» **EXERCISE DESCRIPTION**:
In the records that follow, show each line where the word "name" is present.

» **EXCERPTED RECORDS**:
####################
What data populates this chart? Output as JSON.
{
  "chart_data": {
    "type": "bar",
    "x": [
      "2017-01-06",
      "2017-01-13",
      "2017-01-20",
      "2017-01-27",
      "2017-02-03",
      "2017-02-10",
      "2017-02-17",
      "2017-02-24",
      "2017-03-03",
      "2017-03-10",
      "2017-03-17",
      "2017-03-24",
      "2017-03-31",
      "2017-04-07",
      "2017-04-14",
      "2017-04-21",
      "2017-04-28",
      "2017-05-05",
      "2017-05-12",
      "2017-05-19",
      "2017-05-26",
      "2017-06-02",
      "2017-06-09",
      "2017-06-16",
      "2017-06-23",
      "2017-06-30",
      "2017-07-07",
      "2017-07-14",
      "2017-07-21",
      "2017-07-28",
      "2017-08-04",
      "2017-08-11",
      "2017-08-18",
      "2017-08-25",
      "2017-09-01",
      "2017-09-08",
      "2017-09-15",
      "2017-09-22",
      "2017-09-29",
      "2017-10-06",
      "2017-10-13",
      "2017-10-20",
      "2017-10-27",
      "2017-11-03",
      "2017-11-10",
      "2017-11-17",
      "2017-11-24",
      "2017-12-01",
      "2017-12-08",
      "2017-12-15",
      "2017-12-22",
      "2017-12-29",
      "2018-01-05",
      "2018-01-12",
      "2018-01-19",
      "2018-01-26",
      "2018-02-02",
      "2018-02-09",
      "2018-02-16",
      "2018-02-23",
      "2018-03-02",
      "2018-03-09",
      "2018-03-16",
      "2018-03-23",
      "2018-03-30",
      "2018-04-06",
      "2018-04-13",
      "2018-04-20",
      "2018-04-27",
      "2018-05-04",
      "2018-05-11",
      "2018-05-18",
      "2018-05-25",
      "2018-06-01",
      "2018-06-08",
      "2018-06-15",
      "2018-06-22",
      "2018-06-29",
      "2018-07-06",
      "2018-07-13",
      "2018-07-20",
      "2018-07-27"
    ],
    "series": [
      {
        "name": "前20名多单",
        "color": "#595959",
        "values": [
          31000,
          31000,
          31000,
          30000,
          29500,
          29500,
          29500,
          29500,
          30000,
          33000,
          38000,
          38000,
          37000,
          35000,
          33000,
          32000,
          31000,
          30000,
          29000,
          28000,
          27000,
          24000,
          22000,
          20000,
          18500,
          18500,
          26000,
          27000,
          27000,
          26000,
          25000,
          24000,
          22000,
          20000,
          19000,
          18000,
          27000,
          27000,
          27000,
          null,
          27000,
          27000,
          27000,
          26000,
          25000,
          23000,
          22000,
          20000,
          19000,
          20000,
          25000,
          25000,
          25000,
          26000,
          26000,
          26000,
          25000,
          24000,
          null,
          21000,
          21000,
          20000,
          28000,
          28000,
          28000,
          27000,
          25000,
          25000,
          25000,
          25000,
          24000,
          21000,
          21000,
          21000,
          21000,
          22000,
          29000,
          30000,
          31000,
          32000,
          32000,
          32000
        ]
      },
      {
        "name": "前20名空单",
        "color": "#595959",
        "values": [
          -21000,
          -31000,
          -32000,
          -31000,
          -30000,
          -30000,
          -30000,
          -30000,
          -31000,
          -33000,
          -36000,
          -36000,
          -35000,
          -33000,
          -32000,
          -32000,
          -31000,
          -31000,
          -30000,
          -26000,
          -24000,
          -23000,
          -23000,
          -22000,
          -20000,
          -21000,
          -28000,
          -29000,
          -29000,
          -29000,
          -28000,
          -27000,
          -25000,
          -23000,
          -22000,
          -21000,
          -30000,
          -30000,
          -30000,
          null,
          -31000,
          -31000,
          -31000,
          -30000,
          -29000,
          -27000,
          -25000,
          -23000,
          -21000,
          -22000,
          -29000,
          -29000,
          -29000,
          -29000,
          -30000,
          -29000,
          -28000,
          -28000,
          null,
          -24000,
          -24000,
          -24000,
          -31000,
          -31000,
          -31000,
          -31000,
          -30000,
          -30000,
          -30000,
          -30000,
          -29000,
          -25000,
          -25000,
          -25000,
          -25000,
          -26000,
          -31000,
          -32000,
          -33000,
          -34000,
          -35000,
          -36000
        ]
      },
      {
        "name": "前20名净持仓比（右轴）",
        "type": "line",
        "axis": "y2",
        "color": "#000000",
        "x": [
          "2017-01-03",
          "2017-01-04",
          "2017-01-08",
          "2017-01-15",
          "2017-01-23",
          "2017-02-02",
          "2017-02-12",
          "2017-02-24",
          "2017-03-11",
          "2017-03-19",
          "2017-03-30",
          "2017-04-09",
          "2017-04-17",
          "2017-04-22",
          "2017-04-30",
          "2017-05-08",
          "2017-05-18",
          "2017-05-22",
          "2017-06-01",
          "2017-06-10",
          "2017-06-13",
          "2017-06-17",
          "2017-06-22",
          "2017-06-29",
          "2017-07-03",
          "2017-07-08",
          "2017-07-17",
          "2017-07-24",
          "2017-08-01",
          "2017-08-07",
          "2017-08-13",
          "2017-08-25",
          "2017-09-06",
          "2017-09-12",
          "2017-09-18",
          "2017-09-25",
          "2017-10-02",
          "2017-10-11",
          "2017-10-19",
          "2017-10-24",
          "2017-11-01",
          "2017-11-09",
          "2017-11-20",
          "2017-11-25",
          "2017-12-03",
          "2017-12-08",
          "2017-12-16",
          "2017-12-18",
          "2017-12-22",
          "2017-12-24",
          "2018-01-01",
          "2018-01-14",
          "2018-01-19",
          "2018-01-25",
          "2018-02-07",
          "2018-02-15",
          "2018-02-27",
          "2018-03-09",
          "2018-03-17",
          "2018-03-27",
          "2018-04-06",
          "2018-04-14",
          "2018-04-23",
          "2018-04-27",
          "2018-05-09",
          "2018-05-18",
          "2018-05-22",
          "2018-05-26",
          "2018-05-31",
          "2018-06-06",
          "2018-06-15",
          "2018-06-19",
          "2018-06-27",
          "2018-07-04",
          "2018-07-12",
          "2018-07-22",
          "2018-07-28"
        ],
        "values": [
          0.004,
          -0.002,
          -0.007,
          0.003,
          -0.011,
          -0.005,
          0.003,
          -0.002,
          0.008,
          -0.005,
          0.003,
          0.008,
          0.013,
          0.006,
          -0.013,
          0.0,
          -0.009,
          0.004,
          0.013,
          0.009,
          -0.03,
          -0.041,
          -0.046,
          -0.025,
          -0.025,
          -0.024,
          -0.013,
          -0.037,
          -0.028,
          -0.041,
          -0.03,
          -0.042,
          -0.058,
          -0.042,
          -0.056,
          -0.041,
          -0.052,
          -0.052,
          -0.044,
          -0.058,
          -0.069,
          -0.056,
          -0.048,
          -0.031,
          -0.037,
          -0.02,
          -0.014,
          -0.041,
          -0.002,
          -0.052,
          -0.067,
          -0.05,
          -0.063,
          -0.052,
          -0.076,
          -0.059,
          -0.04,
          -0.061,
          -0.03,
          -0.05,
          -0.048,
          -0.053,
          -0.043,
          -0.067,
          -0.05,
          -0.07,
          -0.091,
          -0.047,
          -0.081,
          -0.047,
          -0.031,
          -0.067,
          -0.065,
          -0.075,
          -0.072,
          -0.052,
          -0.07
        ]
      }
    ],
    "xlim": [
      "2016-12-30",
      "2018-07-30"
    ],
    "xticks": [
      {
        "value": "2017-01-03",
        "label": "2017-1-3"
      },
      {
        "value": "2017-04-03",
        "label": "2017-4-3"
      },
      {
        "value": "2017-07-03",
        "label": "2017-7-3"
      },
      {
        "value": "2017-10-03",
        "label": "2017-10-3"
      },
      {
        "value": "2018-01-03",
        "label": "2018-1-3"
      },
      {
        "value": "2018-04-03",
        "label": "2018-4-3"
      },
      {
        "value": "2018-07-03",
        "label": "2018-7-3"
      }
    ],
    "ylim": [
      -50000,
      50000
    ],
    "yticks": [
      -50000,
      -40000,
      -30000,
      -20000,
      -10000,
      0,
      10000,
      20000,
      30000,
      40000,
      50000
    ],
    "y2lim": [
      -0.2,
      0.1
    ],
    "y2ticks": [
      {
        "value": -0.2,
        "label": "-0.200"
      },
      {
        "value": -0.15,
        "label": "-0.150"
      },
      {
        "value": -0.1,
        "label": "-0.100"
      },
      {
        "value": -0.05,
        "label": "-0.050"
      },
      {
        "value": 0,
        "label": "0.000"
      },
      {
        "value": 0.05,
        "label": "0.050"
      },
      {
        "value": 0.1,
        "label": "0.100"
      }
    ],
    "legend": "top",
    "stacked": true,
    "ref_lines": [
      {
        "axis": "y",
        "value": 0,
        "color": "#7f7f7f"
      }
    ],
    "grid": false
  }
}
####################
» **RESULT OF THIS EXERCISE**:
        "name": "前20名多单",
        "name": "前20名空单",
        "name": "前20名净持仓比（右轴）",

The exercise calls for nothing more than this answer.